* Start Data for processing *

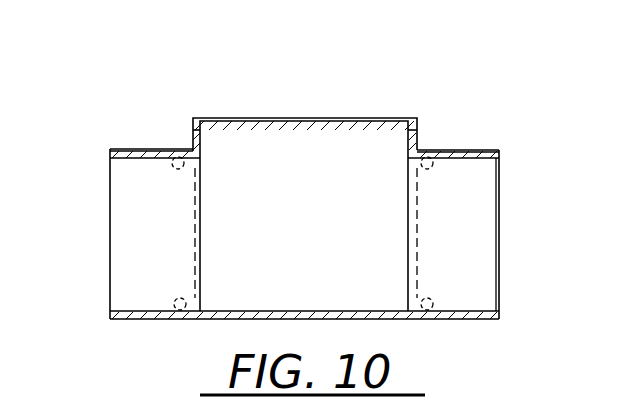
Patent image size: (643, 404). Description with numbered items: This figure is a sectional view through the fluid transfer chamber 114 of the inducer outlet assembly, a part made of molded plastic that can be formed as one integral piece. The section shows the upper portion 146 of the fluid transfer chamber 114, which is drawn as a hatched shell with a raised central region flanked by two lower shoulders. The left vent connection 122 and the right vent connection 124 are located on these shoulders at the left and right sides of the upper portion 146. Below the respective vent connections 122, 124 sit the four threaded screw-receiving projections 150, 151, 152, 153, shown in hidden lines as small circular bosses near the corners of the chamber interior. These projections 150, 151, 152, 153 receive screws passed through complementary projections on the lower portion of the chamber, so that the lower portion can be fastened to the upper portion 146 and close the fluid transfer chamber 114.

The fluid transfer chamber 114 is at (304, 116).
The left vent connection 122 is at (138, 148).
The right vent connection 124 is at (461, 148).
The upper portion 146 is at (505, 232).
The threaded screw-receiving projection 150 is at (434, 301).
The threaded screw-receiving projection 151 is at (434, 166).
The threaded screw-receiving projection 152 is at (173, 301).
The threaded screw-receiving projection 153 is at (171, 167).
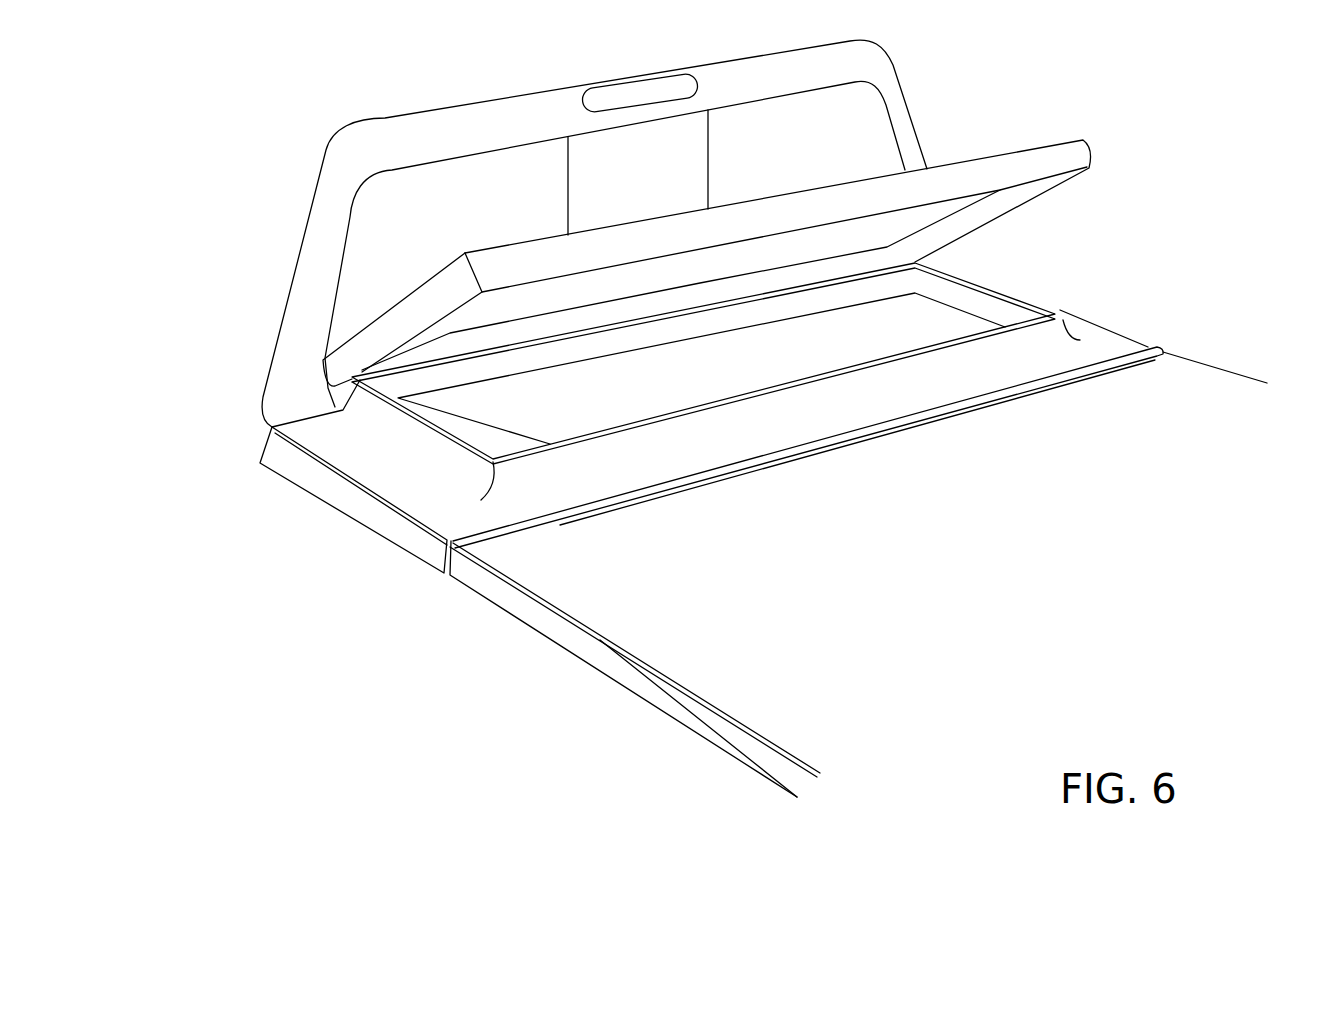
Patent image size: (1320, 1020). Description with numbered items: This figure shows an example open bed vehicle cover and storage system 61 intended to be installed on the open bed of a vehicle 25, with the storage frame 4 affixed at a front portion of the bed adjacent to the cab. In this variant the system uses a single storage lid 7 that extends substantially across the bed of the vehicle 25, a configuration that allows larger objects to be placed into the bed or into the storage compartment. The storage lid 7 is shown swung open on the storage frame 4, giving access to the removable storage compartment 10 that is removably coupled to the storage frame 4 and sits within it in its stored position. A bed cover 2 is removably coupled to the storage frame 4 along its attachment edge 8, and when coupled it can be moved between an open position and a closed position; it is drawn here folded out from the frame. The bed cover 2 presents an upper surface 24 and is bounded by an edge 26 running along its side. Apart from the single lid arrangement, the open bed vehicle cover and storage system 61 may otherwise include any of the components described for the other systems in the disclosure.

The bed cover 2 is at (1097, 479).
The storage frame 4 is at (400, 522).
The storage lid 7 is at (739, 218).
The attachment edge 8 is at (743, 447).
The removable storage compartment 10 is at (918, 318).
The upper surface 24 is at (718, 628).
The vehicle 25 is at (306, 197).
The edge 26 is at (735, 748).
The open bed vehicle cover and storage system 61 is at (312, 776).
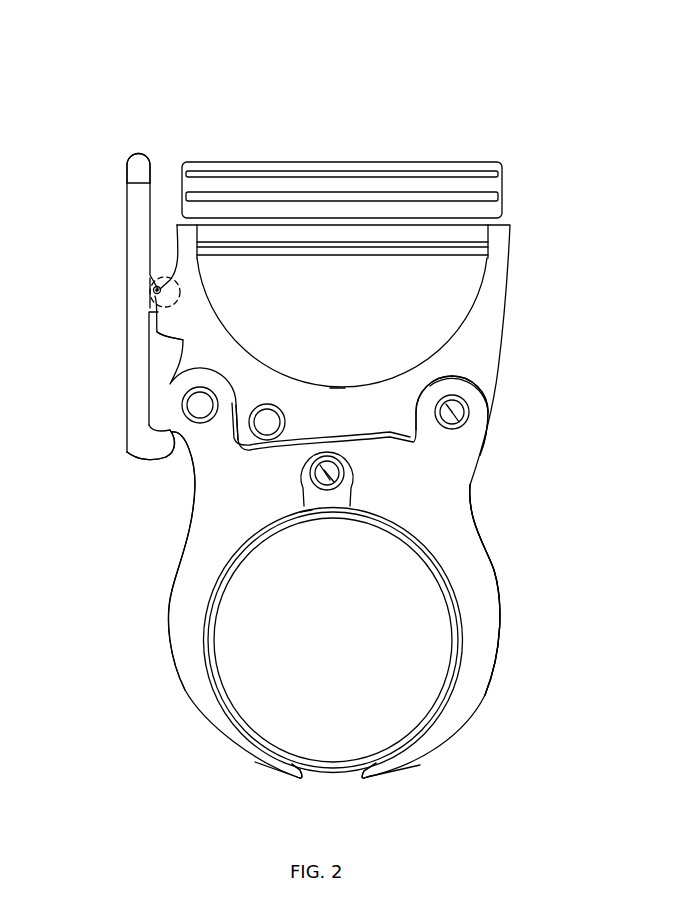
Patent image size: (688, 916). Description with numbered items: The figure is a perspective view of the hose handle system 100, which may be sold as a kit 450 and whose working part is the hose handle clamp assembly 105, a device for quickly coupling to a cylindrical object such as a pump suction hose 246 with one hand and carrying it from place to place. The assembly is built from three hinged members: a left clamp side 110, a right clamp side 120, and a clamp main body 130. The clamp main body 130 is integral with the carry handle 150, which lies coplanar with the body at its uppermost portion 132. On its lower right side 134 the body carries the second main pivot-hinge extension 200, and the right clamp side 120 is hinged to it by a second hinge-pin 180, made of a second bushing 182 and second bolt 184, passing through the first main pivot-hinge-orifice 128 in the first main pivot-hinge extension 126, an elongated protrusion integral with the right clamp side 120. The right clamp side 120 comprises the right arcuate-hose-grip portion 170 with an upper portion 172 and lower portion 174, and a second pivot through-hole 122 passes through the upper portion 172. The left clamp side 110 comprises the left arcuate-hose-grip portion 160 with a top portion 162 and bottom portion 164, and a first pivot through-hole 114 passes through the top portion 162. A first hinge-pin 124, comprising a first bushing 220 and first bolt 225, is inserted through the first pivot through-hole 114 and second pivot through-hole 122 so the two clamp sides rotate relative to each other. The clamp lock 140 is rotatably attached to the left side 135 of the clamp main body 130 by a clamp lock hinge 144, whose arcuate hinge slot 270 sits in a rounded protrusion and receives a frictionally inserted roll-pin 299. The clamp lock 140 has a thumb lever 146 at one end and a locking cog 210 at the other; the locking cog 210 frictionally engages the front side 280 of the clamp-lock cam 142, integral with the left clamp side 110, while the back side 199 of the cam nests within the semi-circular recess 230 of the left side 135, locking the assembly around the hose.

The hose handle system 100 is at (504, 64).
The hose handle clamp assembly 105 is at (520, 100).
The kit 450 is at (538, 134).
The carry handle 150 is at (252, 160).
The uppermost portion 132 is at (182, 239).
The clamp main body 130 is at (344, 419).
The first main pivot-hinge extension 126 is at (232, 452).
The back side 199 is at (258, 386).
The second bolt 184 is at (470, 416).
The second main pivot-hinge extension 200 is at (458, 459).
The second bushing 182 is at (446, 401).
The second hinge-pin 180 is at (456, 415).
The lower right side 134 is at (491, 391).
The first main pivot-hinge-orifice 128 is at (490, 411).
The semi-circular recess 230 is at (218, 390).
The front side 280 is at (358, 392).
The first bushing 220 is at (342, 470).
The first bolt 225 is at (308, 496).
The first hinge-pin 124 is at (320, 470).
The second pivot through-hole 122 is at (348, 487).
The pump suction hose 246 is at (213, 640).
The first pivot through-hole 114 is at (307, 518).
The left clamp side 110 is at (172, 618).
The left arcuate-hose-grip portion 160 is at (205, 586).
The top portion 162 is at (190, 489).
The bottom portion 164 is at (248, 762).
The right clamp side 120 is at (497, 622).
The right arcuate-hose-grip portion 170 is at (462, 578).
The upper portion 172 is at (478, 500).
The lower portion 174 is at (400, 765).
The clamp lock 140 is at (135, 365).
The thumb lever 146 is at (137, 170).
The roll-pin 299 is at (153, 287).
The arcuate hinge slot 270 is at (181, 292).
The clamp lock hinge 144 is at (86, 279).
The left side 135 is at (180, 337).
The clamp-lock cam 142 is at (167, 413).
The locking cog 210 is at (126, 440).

* End Data for processing *
* Start Data for processing *

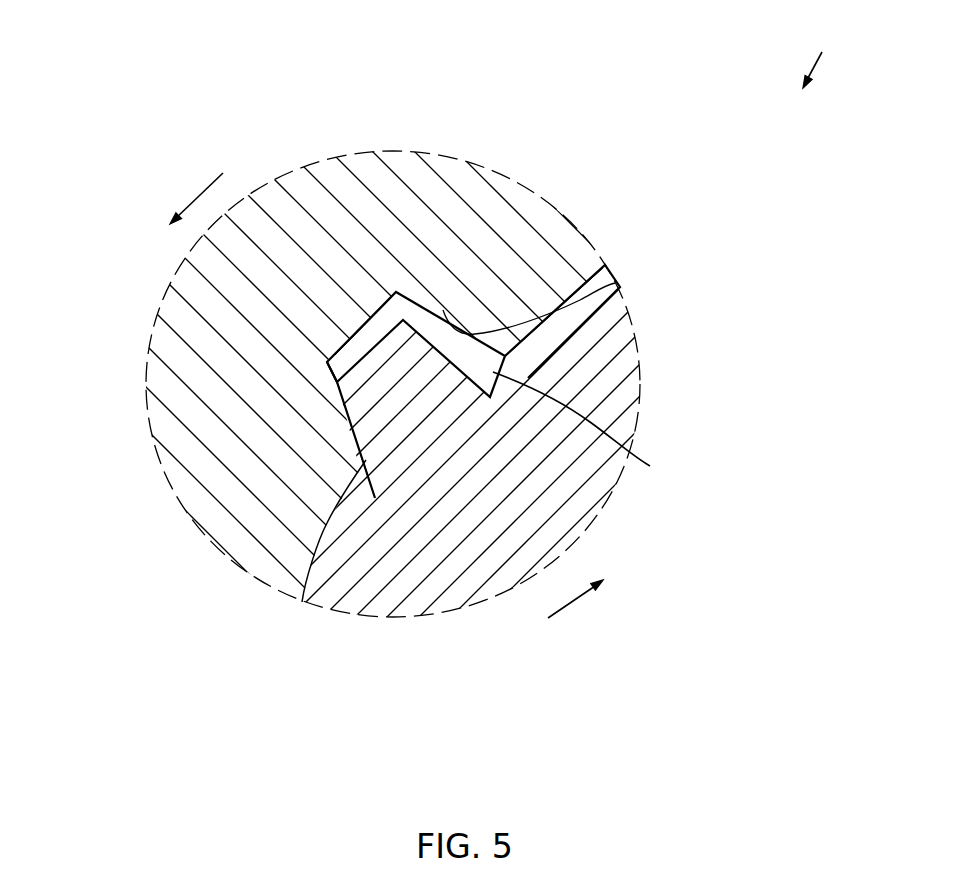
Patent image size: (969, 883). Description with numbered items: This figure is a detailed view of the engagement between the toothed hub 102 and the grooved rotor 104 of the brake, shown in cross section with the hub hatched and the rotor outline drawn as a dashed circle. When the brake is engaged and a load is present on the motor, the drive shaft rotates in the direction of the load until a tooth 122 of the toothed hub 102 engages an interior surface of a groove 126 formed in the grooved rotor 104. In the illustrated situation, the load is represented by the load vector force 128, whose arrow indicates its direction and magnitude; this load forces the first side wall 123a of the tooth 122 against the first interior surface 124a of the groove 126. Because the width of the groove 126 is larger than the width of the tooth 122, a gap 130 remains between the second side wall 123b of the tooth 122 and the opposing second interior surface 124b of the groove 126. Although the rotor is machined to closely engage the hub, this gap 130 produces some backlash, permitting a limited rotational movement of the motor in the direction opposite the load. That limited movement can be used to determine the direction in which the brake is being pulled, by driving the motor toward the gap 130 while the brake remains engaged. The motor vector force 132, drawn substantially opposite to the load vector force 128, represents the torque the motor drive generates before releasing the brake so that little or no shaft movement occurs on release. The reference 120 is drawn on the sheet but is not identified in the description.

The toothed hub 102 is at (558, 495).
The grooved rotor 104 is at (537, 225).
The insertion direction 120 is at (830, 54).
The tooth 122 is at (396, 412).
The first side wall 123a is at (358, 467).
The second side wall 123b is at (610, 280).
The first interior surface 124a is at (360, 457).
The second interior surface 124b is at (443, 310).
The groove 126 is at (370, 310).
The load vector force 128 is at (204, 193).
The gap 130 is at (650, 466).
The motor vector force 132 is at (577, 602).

* End Data for processing *
* Start Data for processing *

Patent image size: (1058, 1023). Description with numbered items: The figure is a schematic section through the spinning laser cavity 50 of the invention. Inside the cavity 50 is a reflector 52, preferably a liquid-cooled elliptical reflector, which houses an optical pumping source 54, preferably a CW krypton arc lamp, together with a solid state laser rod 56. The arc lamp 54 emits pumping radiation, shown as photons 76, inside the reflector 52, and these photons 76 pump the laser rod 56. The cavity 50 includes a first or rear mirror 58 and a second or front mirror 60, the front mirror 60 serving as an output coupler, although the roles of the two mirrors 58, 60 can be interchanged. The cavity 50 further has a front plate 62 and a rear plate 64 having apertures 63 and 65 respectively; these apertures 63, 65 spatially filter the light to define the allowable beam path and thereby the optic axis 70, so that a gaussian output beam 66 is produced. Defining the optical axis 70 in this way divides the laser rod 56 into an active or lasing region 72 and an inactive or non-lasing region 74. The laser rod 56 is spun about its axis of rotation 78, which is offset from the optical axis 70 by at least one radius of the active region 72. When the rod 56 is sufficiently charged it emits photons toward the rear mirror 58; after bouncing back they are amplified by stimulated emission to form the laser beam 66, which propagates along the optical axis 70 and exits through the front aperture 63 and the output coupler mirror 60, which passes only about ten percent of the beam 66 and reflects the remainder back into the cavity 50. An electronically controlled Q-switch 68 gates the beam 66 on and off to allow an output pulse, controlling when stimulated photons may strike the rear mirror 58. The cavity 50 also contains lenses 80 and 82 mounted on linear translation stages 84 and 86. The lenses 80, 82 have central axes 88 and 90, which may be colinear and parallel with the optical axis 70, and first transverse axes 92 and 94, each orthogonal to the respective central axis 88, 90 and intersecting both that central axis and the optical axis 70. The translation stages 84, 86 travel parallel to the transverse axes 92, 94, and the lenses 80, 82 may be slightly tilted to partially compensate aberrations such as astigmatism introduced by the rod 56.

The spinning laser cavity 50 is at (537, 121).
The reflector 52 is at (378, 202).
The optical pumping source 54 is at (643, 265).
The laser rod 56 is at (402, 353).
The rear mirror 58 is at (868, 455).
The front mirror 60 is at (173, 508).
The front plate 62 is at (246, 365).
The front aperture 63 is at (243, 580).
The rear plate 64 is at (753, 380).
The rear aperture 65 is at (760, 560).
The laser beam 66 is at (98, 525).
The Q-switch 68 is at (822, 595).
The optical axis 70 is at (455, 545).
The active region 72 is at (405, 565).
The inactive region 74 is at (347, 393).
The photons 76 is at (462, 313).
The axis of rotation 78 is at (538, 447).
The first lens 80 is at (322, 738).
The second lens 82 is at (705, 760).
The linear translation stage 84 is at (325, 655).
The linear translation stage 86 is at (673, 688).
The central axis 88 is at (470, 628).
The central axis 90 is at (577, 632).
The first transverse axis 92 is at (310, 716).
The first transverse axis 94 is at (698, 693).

* End Data for processing *

Format the part of the material that opens with the line containing "Patent image size: (643, 404)." and closes with the line containing "The threaded screw-receiving projection 153" as a numbered list, including both of those lines and leaving out any blank lines.

Answer to the task -
1. Patent image size: (643, 404). Description with numbered items: This figure is a sectional view through the fluid transfer chamber 114 of the inducer outlet assembly, a part made of molded plastic that can be formed as one integral piece. The section shows the upper portion 146 of the fluid transfer chamber 114, which is drawn as a hatched shell with a raised central region flanked by two lower shoulders. The left vent connection 122 and the right vent connection 124 are located on these shoulders at the left and right sides of the upper portion 146. Below the respective vent connections 122, 124 sit the four threaded screw-receiving projections 150, 151, 152, 153, shown in hidden lines as small circular bosses near the corners of the chamber interior. These projections 150, 151, 152, 153 receive screws passed through complementary projections on the lower portion of the chamber, so that the lower portion can be fastened to the upper portion 146 and close the fluid transfer chamber 114.
2. The fluid transfer chamber 114 is at (304, 116).
3. The left vent connection 122 is at (138, 148).
4. The right vent connection 124 is at (461, 148).
5. The upper portion 146 is at (505, 232).
6. The threaded screw-receiving projection 150 is at (434, 301).
7. The threaded screw-receiving projection 151 is at (434, 166).
8. The threaded screw-receiving projection 152 is at (173, 301).
9. The threaded screw-receiving projection 153 is at (171, 167).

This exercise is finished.